> [What needs to be done]: Return the records exactly as they are.

> [The records]:
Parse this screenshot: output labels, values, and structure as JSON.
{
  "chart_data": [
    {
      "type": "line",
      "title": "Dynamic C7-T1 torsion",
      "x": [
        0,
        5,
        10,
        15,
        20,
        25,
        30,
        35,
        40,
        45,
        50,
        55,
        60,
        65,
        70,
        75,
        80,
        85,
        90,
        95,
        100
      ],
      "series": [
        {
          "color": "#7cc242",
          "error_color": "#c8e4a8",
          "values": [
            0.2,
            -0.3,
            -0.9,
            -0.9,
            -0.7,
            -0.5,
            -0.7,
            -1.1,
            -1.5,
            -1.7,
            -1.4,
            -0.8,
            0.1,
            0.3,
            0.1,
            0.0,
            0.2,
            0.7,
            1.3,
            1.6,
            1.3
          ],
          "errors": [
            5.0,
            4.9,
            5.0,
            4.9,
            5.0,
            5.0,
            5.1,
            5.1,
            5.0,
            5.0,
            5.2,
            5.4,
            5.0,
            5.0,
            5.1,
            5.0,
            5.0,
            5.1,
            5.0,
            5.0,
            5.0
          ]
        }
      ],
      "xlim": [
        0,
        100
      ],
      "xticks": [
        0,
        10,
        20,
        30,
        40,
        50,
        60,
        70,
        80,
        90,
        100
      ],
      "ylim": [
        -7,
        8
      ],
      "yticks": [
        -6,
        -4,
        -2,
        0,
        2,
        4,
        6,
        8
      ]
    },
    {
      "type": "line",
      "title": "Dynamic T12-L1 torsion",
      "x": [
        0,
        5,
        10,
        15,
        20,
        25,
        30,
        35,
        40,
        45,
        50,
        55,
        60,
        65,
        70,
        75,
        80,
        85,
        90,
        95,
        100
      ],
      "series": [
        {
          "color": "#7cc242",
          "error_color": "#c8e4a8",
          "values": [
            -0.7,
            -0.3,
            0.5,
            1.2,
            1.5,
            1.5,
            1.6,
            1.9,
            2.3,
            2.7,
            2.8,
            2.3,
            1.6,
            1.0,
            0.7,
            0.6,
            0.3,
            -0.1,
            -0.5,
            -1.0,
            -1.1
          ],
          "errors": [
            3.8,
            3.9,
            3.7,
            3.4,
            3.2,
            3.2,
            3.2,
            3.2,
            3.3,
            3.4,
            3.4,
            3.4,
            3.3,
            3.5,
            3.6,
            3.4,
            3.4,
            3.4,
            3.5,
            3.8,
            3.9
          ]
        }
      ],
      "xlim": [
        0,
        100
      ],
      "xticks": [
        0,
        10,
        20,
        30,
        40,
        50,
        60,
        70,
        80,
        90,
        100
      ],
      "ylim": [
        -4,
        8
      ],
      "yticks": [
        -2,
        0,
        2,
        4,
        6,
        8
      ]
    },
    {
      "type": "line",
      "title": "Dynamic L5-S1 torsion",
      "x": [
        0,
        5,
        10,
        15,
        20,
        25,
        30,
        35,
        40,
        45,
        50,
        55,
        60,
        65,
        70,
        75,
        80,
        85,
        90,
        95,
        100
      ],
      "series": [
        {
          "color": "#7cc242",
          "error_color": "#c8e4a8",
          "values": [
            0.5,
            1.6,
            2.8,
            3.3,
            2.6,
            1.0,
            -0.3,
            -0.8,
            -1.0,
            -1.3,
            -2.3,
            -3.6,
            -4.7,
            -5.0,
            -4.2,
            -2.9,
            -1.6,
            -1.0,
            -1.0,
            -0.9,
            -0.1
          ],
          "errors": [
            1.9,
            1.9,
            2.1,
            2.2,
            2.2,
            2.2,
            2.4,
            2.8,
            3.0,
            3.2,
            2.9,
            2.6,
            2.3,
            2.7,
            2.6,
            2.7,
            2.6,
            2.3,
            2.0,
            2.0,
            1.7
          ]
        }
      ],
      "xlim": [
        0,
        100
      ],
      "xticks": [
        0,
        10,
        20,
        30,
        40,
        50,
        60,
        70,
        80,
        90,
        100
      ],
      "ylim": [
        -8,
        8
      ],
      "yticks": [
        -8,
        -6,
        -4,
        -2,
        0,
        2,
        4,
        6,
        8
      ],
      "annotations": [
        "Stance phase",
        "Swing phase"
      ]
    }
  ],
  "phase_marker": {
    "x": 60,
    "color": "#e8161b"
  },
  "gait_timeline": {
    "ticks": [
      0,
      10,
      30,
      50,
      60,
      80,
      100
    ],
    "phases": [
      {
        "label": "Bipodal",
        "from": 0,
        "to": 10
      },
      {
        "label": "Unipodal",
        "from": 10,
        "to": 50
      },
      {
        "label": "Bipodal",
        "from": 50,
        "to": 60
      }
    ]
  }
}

> [Response for this exercise]:
Parse this screenshot: output labels, values, and structure as JSON.
{
  "chart_data": [
    {
      "type": "line",
      "title": "Dynamic C7-T1 torsion",
      "x": [
        0,
        5,
        10,
        15,
        20,
        25,
        30,
        35,
        40,
        45,
        50,
        55,
        60,
        65,
        70,
        75,
        80,
        85,
        90,
        95,
        100
      ],
      "series": [
        {
          "color": "#7cc242",
          "error_color": "#c8e4a8",
          "values": [
            0.2,
            -0.3,
            -0.9,
            -0.9,
            -0.7,
            -0.5,
            -0.7,
            -1.1,
            -1.5,
            -1.7,
            -1.4,
            -0.8,
            0.1,
            0.3,
            0.1,
            0.0,
            0.2,
            0.7,
            1.3,
            1.6,
            1.3
          ],
          "errors": [
            5.0,
            4.9,
            5.0,
            4.9,
            5.0,
            5.0,
            5.1,
            5.1,
            5.0,
            5.0,
            5.2,
            5.4,
            5.0,
            5.0,
            5.1,
            5.0,
            5.0,
            5.1,
            5.0,
            5.0,
            5.0
          ]
        }
      ],
      "xlim": [
        0,
        100
      ],
      "xticks": [
        0,
        10,
        20,
        30,
        40,
        50,
        60,
        70,
        80,
        90,
        100
      ],
      "ylim": [
        -7,
        8
      ],
      "yticks": [
        -6,
        -4,
        -2,
        0,
        2,
        4,
        6,
        8
      ]
    },
    {
      "type": "line",
      "title": "Dynamic T12-L1 torsion",
      "x": [
        0,
        5,
        10,
        15,
        20,
        25,
        30,
        35,
        40,
        45,
        50,
        55,
        60,
        65,
        70,
        75,
        80,
        85,
        90,
        95,
        100
      ],
      "series": [
        {
          "color": "#7cc242",
          "error_color": "#c8e4a8",
          "values": [
            -0.7,
            -0.3,
            0.5,
            1.2,
            1.5,
            1.5,
            1.6,
            1.9,
            2.3,
            2.7,
            2.8,
            2.3,
            1.6,
            1.0,
            0.7,
            0.6,
            0.3,
            -0.1,
            -0.5,
            -1.0,
            -1.1
          ],
          "errors": [
            3.8,
            3.9,
            3.7,
            3.4,
            3.2,
            3.2,
            3.2,
            3.2,
            3.3,
            3.4,
            3.4,
            3.4,
            3.3,
            3.5,
            3.6,
            3.4,
            3.4,
            3.4,
            3.5,
            3.8,
            3.9
          ]
        }
      ],
      "xlim": [
        0,
        100
      ],
      "xticks": [
        0,
        10,
        20,
        30,
        40,
        50,
        60,
        70,
        80,
        90,
        100
      ],
      "ylim": [
        -4,
        8
      ],
      "yticks": [
        -2,
        0,
        2,
        4,
        6,
        8
      ]
    },
    {
      "type": "line",
      "title": "Dynamic L5-S1 torsion",
      "x": [
        0,
        5,
        10,
        15,
        20,
        25,
        30,
        35,
        40,
        45,
        50,
        55,
        60,
        65,
        70,
        75,
        80,
        85,
        90,
        95,
        100
      ],
      "series": [
        {
          "color": "#7cc242",
          "error_color": "#c8e4a8",
          "values": [
            0.5,
            1.6,
            2.8,
            3.3,
            2.6,
            1.0,
            -0.3,
            -0.8,
            -1.0,
            -1.3,
            -2.3,
            -3.6,
            -4.7,
            -5.0,
            -4.2,
            -2.9,
            -1.6,
            -1.0,
            -1.0,
            -0.9,
            -0.1
          ],
          "errors": [
            1.9,
            1.9,
            2.1,
            2.2,
            2.2,
            2.2,
            2.4,
            2.8,
            3.0,
            3.2,
            2.9,
            2.6,
            2.3,
            2.7,
            2.6,
            2.7,
            2.6,
            2.3,
            2.0,
            2.0,
            1.7
          ]
        }
      ],
      "xlim": [
        0,
        100
      ],
      "xticks": [
        0,
        10,
        20,
        30,
        40,
        50,
        60,
        70,
        80,
        90,
        100
      ],
      "ylim": [
        -8,
        8
      ],
      "yticks": [
        -8,
        -6,
        -4,
        -2,
        0,
        2,
        4,
        6,
        8
      ],
      "annotations": [
        "Stance phase",
        "Swing phase"
      ]
    }
  ],
  "phase_marker": {
    "x": 60,
    "color": "#e8161b"
  },
  "gait_timeline": {
    "ticks": [
      0,
      10,
      30,
      50,
      60,
      80,
      100
    ],
    "phases": [
      {
        "label": "Bipodal",
        "from": 0,
        "to": 10
      },
      {
        "label": "Unipodal",
        "from": 10,
        "to": 50
      },
      {
        "label": "Bipodal",
        "from": 50,
        "to": 60
      }
    ]
  }
}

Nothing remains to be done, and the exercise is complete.